**The problem**
Collect each line containing "равномѣрно".

**Records provided**
···

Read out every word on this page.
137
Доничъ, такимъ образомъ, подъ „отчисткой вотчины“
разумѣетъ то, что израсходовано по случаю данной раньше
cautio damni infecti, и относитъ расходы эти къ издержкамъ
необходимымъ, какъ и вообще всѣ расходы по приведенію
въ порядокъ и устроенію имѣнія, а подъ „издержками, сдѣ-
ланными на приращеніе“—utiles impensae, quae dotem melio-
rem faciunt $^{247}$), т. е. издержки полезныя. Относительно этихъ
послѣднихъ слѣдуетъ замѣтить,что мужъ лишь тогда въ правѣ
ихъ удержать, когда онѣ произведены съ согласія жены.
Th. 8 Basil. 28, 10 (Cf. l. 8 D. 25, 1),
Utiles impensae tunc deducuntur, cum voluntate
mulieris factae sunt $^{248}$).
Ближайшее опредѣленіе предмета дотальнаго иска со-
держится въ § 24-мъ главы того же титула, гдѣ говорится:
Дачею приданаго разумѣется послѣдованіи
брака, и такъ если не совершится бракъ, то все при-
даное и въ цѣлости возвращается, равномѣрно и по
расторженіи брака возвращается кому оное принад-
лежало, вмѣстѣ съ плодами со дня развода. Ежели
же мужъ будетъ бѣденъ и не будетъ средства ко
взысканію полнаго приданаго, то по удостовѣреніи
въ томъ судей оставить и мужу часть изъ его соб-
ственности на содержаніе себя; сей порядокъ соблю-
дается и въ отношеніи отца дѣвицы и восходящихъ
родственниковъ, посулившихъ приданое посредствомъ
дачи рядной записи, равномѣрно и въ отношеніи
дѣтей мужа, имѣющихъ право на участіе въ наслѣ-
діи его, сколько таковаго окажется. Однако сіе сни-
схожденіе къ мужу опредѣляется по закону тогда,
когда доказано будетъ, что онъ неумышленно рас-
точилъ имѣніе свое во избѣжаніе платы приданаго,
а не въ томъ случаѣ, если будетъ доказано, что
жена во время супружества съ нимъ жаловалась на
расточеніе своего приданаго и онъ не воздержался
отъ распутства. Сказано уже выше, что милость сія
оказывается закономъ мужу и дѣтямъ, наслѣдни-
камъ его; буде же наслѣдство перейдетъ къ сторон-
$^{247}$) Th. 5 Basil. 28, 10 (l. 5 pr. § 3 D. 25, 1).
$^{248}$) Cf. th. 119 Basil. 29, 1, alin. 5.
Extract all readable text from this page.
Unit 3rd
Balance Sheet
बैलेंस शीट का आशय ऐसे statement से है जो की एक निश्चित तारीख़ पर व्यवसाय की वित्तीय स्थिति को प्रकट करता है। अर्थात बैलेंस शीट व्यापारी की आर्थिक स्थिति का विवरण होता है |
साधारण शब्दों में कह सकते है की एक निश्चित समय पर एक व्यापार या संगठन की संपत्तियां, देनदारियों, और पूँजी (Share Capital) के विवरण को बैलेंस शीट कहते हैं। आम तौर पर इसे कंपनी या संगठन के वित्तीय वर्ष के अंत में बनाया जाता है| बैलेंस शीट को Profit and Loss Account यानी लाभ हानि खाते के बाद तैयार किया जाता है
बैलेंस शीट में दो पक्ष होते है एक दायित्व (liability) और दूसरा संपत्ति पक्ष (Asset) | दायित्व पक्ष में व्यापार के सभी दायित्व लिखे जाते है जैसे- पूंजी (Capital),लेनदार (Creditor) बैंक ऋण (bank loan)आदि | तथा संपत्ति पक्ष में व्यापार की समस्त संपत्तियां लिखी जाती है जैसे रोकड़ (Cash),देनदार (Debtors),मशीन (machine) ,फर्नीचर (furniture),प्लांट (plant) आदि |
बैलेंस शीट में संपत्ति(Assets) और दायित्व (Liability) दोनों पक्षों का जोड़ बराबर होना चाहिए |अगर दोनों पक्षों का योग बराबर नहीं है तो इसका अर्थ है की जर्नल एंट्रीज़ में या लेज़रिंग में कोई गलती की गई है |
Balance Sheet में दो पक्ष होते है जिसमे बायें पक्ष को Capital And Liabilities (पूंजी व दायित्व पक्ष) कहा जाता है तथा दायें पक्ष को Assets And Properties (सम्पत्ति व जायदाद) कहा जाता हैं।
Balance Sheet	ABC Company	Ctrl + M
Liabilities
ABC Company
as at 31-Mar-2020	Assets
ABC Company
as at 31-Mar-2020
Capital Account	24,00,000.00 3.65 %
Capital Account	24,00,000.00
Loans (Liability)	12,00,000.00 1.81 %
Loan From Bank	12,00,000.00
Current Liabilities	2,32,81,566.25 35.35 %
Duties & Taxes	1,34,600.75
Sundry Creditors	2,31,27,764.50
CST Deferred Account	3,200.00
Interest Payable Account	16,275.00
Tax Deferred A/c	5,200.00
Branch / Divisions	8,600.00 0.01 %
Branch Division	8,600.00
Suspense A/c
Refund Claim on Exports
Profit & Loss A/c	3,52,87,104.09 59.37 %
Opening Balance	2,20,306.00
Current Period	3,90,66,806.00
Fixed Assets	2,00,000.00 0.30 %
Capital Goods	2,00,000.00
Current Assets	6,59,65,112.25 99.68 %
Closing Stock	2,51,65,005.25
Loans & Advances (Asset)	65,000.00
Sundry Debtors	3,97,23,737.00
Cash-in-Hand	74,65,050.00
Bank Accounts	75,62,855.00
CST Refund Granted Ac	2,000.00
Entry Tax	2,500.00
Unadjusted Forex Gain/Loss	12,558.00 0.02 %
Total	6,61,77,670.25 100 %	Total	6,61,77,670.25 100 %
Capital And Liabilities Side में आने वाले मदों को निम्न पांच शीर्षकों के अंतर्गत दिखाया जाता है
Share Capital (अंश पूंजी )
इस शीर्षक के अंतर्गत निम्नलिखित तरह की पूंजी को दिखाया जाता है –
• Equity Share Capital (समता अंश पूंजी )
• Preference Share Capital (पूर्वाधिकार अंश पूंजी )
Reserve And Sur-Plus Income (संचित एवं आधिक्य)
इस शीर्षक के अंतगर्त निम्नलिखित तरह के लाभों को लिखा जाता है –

···

**Solution to the exercise**
даное и въ цѣлости возвращается, равномѣрно и по
дачи рядной записи, равномѣрно и въ отношеніи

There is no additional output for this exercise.